-- Start GIVEN DATA --

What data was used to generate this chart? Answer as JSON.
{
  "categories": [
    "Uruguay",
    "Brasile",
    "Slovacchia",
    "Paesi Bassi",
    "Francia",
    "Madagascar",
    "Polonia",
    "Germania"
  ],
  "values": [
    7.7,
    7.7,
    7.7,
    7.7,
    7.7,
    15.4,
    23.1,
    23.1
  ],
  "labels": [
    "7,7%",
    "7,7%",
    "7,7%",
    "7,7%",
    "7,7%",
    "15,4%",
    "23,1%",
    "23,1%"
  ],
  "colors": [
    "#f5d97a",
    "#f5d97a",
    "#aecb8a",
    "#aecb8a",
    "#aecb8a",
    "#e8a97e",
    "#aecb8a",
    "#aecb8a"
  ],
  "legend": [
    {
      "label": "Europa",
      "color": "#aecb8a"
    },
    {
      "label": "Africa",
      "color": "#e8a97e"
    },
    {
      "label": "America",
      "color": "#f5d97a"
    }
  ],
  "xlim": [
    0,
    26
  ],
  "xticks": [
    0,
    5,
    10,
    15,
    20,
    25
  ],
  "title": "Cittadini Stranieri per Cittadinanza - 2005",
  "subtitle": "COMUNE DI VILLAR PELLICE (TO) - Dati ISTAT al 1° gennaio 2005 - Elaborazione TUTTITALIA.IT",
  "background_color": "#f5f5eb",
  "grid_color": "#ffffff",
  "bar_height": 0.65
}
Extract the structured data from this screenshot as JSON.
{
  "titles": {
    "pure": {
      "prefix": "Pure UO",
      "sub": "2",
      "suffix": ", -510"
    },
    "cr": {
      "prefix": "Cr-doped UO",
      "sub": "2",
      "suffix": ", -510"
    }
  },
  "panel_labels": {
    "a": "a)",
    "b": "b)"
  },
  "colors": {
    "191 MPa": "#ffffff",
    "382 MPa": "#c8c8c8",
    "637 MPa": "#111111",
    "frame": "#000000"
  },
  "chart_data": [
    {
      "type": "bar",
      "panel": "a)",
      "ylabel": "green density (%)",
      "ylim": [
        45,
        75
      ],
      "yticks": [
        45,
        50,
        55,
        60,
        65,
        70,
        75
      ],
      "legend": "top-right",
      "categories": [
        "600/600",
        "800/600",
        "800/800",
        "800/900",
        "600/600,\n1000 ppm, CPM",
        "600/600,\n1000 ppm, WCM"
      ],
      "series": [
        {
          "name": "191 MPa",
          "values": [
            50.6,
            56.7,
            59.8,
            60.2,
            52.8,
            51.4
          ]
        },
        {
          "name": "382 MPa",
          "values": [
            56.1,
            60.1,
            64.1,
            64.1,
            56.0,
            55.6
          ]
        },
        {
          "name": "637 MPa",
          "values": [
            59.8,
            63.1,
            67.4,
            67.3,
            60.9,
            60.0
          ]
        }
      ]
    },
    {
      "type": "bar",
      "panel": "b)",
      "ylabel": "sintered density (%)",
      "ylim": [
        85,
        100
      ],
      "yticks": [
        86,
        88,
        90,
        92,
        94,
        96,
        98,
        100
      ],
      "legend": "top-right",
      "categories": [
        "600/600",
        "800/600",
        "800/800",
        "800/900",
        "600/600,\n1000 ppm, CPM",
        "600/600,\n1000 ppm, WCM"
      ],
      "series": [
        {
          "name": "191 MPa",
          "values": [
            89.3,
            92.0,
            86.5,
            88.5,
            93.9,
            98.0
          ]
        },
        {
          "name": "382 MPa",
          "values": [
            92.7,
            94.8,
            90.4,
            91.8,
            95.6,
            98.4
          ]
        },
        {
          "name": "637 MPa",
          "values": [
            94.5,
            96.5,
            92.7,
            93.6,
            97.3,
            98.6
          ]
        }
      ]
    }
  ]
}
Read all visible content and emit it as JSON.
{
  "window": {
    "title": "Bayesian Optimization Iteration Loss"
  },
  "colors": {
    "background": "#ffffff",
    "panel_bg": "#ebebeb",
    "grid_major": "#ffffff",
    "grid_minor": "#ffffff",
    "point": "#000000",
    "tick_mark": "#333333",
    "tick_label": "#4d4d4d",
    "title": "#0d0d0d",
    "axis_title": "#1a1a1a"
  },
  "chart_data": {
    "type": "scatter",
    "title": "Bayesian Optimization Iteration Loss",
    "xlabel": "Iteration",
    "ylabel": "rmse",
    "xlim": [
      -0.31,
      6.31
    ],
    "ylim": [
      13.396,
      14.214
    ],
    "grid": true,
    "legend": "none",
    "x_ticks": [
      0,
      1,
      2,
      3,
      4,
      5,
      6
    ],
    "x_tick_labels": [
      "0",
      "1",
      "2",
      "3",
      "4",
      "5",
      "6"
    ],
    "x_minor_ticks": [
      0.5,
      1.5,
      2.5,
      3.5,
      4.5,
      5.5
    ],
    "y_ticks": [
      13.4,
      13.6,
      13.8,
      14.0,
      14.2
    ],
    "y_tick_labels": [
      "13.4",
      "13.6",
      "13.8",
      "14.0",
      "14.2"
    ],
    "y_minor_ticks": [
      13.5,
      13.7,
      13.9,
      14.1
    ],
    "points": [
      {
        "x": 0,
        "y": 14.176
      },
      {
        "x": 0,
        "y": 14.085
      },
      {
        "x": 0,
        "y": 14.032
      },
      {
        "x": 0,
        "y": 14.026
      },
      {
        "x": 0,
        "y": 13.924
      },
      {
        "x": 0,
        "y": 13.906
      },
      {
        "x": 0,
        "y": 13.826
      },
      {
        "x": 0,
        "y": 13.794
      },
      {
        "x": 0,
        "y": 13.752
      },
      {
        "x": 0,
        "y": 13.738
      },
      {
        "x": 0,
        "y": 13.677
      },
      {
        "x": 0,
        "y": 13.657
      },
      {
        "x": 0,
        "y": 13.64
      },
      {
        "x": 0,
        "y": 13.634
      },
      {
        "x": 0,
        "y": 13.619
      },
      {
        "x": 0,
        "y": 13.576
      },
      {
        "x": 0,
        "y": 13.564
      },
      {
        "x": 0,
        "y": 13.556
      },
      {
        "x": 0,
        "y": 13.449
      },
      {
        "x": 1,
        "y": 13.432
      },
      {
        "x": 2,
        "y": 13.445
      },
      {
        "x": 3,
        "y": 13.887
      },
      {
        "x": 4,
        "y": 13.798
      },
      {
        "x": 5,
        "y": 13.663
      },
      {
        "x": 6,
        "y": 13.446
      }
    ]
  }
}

-- End GIVEN DATA --

**WHAT TO PRODUCE:** Set every line of the listing down word for word.

**FINISHED ANSWER:**
What data was used to generate this chart? Answer as JSON.
{
  "categories": [
    "Uruguay",
    "Brasile",
    "Slovacchia",
    "Paesi Bassi",
    "Francia",
    "Madagascar",
    "Polonia",
    "Germania"
  ],
  "values": [
    7.7,
    7.7,
    7.7,
    7.7,
    7.7,
    15.4,
    23.1,
    23.1
  ],
  "labels": [
    "7,7%",
    "7,7%",
    "7,7%",
    "7,7%",
    "7,7%",
    "15,4%",
    "23,1%",
    "23,1%"
  ],
  "colors": [
    "#f5d97a",
    "#f5d97a",
    "#aecb8a",
    "#aecb8a",
    "#aecb8a",
    "#e8a97e",
    "#aecb8a",
    "#aecb8a"
  ],
  "legend": [
    {
      "label": "Europa",
      "color": "#aecb8a"
    },
    {
      "label": "Africa",
      "color": "#e8a97e"
    },
    {
      "label": "America",
      "color": "#f5d97a"
    }
  ],
  "xlim": [
    0,
    26
  ],
  "xticks": [
    0,
    5,
    10,
    15,
    20,
    25
  ],
  "title": "Cittadini Stranieri per Cittadinanza - 2005",
  "subtitle": "COMUNE DI VILLAR PELLICE (TO) - Dati ISTAT al 1° gennaio 2005 - Elaborazione TUTTITALIA.IT",
  "background_color": "#f5f5eb",
  "grid_color": "#ffffff",
  "bar_height": 0.65
}
Extract the structured data from this screenshot as JSON.
{
  "titles": {
    "pure": {
      "prefix": "Pure UO",
      "sub": "2",
      "suffix": ", -510"
    },
    "cr": {
      "prefix": "Cr-doped UO",
      "sub": "2",
      "suffix": ", -510"
    }
  },
  "panel_labels": {
    "a": "a)",
    "b": "b)"
  },
  "colors": {
    "191 MPa": "#ffffff",
    "382 MPa": "#c8c8c8",
    "637 MPa": "#111111",
    "frame": "#000000"
  },
  "chart_data": [
    {
      "type": "bar",
      "panel": "a)",
      "ylabel": "green density (%)",
      "ylim": [
        45,
        75
      ],
      "yticks": [
        45,
        50,
        55,
        60,
        65,
        70,
        75
      ],
      "legend": "top-right",
      "categories": [
        "600/600",
        "800/600",
        "800/800",
        "800/900",
        "600/600,\n1000 ppm, CPM",
        "600/600,\n1000 ppm, WCM"
      ],
      "series": [
        {
          "name": "191 MPa",
          "values": [
            50.6,
            56.7,
            59.8,
            60.2,
            52.8,
            51.4
          ]
        },
        {
          "name": "382 MPa",
          "values": [
            56.1,
            60.1,
            64.1,
            64.1,
            56.0,
            55.6
          ]
        },
        {
          "name": "637 MPa",
          "values": [
            59.8,
            63.1,
            67.4,
            67.3,
            60.9,
            60.0
          ]
        }
      ]
    },
    {
      "type": "bar",
      "panel": "b)",
      "ylabel": "sintered density (%)",
      "ylim": [
        85,
        100
      ],
      "yticks": [
        86,
        88,
        90,
        92,
        94,
        96,
        98,
        100
      ],
      "legend": "top-right",
      "categories": [
        "600/600",
        "800/600",
        "800/800",
        "800/900",
        "600/600,\n1000 ppm, CPM",
        "600/600,\n1000 ppm, WCM"
      ],
      "series": [
        {
          "name": "191 MPa",
          "values": [
            89.3,
            92.0,
            86.5,
            88.5,
            93.9,
            98.0
          ]
        },
        {
          "name": "382 MPa",
          "values": [
            92.7,
            94.8,
            90.4,
            91.8,
            95.6,
            98.4
          ]
        },
        {
          "name": "637 MPa",
          "values": [
            94.5,
            96.5,
            92.7,
            93.6,
            97.3,
            98.6
          ]
        }
      ]
    }
  ]
}
Read all visible content and emit it as JSON.
{
  "window": {
    "title": "Bayesian Optimization Iteration Loss"
  },
  "colors": {
    "background": "#ffffff",
    "panel_bg": "#ebebeb",
    "grid_major": "#ffffff",
    "grid_minor": "#ffffff",
    "point": "#000000",
    "tick_mark": "#333333",
    "tick_label": "#4d4d4d",
    "title": "#0d0d0d",
    "axis_title": "#1a1a1a"
  },
  "chart_data": {
    "type": "scatter",
    "title": "Bayesian Optimization Iteration Loss",
    "xlabel": "Iteration",
    "ylabel": "rmse",
    "xlim": [
      -0.31,
      6.31
    ],
    "ylim": [
      13.396,
      14.214
    ],
    "grid": true,
    "legend": "none",
    "x_ticks": [
      0,
      1,
      2,
      3,
      4,
      5,
      6
    ],
    "x_tick_labels": [
      "0",
      "1",
      "2",
      "3",
      "4",
      "5",
      "6"
    ],
    "x_minor_ticks": [
      0.5,
      1.5,
      2.5,
      3.5,
      4.5,
      5.5
    ],
    "y_ticks": [
      13.4,
      13.6,
      13.8,
      14.0,
      14.2
    ],
    "y_tick_labels": [
      "13.4",
      "13.6",
      "13.8",
      "14.0",
      "14.2"
    ],
    "y_minor_ticks": [
      13.5,
      13.7,
      13.9,
      14.1
    ],
    "points": [
      {
        "x": 0,
        "y": 14.176
      },
      {
        "x": 0,
        "y": 14.085
      },
      {
        "x": 0,
        "y": 14.032
      },
      {
        "x": 0,
        "y": 14.026
      },
      {
        "x": 0,
        "y": 13.924
      },
      {
        "x": 0,
        "y": 13.906
      },
      {
        "x": 0,
        "y": 13.826
      },
      {
        "x": 0,
        "y": 13.794
      },
      {
        "x": 0,
        "y": 13.752
      },
      {
        "x": 0,
        "y": 13.738
      },
      {
        "x": 0,
        "y": 13.677
      },
      {
        "x": 0,
        "y": 13.657
      },
      {
        "x": 0,
        "y": 13.64
      },
      {
        "x": 0,
        "y": 13.634
      },
      {
        "x": 0,
        "y": 13.619
      },
      {
        "x": 0,
        "y": 13.576
      },
      {
        "x": 0,
        "y": 13.564
      },
      {
        "x": 0,
        "y": 13.556
      },
      {
        "x": 0,
        "y": 13.449
      },
      {
        "x": 1,
        "y": 13.432
      },
      {
        "x": 2,
        "y": 13.445
      },
      {
        "x": 3,
        "y": 13.887
      },
      {
        "x": 4,
        "y": 13.798
      },
      {
        "x": 5,
        "y": 13.663
      },
      {
        "x": 6,
        "y": 13.446
      }
    ]
  }
}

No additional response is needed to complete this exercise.